Objective: Copy every line of the entries that includes the word "Mean".

Dataset entries:

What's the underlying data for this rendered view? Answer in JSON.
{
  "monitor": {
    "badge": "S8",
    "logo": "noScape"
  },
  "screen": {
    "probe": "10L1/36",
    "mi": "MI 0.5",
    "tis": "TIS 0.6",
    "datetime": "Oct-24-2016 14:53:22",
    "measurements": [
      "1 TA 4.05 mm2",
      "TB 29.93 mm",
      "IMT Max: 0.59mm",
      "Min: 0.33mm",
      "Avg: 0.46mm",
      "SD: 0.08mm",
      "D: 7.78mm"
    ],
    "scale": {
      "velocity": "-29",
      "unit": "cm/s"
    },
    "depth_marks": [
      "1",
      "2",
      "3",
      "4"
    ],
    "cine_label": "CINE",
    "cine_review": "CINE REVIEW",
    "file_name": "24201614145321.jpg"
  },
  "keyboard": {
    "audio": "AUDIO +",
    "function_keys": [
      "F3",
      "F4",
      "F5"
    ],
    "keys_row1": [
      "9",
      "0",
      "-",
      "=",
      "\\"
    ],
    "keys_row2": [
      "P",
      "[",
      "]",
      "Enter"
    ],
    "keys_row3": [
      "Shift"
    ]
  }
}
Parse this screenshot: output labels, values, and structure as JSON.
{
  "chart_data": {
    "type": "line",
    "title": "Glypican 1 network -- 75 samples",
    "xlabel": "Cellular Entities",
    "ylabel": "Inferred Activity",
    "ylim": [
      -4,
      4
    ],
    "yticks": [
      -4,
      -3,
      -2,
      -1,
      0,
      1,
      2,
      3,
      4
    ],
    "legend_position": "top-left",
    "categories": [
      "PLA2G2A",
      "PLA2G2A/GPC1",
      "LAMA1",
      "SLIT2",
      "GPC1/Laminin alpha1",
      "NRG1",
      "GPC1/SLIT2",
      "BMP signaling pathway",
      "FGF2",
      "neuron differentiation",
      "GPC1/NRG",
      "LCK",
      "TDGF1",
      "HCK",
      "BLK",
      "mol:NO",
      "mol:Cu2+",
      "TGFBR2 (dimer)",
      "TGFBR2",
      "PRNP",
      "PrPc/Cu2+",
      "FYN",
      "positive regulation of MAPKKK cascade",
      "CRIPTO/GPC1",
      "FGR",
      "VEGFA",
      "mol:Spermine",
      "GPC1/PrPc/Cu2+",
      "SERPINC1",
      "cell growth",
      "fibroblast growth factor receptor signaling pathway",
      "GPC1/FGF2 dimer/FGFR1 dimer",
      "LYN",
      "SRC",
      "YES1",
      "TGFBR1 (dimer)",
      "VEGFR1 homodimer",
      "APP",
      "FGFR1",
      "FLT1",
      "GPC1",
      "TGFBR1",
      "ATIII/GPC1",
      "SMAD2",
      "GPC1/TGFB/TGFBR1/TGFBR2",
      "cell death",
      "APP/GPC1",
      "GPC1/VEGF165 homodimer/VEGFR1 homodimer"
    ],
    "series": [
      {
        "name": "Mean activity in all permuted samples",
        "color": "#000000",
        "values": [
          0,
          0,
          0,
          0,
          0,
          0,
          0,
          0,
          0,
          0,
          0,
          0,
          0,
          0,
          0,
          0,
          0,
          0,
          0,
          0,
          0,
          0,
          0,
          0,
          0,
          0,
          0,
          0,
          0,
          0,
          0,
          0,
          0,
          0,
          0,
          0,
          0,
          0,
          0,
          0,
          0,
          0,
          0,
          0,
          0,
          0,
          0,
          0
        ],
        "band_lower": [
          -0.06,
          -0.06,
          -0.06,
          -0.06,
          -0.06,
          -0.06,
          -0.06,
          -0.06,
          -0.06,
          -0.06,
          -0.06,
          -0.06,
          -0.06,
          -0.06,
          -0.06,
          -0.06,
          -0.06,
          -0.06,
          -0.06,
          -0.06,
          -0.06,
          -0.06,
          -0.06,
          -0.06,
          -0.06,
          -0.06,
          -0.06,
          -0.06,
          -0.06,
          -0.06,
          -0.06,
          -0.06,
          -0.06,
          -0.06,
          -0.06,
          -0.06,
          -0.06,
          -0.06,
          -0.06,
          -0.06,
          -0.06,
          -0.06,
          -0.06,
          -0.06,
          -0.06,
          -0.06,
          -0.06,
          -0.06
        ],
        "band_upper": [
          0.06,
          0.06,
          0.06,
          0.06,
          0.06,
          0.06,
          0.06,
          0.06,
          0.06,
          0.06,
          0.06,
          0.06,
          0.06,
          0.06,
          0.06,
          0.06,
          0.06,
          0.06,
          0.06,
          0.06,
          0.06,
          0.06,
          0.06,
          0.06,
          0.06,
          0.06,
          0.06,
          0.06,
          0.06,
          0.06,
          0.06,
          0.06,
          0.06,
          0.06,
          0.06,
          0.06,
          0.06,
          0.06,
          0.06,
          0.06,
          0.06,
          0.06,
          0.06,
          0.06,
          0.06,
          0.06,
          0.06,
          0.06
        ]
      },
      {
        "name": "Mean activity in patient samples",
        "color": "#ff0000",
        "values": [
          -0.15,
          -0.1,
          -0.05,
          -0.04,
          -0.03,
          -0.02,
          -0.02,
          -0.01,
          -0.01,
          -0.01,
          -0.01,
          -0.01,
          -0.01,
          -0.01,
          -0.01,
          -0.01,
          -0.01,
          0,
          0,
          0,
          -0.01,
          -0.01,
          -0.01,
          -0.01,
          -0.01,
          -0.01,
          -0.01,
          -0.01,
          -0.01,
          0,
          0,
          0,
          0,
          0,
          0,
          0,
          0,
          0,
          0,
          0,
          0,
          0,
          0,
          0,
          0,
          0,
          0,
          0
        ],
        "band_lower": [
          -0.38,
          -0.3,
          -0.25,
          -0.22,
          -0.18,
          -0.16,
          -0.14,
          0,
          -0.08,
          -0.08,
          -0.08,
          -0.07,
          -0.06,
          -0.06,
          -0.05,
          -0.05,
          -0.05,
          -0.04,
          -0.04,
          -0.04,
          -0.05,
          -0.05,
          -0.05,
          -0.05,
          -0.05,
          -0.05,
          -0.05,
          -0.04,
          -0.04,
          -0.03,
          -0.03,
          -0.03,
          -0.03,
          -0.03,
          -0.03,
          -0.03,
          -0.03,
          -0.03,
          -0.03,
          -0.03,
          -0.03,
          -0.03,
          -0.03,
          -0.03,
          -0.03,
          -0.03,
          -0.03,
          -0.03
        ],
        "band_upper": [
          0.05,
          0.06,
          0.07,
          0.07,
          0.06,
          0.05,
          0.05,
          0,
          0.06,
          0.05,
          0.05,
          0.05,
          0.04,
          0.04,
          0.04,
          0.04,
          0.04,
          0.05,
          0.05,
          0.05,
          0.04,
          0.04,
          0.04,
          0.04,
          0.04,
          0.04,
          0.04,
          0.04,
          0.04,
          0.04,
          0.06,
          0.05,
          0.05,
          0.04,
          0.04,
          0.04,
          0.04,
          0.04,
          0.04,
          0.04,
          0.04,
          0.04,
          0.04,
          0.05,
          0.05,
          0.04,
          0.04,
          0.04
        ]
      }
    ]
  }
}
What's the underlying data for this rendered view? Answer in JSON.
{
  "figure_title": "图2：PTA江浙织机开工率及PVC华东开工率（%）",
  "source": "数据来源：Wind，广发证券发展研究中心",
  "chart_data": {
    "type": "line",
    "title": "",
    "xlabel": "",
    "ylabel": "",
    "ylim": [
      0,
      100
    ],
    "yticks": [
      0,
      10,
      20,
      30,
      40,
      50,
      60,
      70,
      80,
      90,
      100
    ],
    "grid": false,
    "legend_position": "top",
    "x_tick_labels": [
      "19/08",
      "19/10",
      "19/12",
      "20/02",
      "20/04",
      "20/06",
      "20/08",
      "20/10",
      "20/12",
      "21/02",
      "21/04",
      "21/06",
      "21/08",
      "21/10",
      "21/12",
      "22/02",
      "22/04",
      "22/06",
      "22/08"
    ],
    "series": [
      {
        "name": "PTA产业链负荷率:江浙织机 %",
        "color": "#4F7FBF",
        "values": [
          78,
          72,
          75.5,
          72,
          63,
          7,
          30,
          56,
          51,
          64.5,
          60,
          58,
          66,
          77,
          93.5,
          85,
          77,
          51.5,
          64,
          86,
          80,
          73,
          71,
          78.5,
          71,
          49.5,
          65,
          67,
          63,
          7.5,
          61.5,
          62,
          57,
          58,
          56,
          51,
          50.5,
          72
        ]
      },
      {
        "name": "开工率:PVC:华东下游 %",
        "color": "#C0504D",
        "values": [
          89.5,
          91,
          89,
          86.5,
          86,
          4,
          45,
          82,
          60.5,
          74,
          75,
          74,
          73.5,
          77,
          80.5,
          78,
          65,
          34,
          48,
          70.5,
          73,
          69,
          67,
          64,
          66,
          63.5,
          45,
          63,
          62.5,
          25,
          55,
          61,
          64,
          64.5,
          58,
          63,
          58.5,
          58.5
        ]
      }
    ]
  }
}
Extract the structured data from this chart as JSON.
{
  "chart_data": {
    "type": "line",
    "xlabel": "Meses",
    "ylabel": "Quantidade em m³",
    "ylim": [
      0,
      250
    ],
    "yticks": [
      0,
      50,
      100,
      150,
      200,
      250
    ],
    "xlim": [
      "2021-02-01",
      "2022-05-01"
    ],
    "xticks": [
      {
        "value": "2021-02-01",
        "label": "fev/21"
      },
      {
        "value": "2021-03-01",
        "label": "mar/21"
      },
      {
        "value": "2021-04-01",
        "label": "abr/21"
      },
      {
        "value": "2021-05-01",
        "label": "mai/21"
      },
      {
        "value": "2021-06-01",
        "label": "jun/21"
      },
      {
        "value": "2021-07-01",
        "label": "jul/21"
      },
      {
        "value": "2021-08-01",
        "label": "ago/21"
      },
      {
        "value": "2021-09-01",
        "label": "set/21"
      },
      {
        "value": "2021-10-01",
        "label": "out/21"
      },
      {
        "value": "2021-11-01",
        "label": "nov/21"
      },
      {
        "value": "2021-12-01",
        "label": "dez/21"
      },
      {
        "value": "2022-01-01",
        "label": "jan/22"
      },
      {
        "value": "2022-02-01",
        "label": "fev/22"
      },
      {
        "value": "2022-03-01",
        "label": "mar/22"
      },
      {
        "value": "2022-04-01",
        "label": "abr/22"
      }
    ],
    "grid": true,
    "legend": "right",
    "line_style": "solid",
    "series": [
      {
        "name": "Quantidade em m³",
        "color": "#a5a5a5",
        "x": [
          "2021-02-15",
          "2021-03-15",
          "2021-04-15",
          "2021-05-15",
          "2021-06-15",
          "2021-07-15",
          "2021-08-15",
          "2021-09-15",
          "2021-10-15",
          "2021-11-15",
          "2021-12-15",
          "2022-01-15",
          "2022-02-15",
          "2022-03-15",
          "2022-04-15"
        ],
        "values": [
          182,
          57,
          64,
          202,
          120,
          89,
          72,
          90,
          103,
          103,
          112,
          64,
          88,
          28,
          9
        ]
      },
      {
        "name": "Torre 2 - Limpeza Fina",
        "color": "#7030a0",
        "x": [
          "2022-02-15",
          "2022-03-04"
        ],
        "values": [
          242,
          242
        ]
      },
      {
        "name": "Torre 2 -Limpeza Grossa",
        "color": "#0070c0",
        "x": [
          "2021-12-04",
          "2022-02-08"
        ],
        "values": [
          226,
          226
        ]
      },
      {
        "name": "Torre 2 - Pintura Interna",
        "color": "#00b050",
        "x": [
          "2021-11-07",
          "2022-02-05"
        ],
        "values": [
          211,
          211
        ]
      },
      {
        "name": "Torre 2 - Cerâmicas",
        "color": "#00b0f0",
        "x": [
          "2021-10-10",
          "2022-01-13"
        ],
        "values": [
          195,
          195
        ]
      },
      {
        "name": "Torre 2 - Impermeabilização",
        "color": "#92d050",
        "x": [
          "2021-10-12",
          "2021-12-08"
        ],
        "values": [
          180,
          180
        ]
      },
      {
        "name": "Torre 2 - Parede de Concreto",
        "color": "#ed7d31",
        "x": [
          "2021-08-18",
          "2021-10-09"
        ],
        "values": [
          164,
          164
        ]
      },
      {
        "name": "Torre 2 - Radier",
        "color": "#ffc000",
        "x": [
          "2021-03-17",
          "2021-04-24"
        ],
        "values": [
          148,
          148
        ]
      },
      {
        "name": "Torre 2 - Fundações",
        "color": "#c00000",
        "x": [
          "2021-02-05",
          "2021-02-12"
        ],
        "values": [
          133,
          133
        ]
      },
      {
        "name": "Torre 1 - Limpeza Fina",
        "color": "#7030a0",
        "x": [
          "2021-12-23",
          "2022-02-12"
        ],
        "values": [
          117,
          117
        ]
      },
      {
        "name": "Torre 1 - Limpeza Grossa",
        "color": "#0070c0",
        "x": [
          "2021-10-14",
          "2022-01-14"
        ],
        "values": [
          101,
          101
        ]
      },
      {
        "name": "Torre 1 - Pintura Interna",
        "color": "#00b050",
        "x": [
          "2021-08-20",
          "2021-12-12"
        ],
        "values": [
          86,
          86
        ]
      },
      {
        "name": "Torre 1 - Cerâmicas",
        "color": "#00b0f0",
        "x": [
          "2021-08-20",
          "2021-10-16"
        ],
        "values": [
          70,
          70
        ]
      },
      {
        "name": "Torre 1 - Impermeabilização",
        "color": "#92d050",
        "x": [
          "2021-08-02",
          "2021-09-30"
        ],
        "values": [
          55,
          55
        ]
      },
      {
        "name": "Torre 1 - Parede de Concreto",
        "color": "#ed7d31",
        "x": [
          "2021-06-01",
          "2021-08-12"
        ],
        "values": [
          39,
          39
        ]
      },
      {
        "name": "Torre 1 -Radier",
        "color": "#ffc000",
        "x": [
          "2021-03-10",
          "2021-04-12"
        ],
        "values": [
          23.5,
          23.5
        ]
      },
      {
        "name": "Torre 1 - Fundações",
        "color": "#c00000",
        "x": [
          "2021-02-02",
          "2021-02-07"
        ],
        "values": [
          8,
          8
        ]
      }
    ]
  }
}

Answer for the task:
        "name": "Mean activity in all permuted samples",
        "name": "Mean activity in patient samples",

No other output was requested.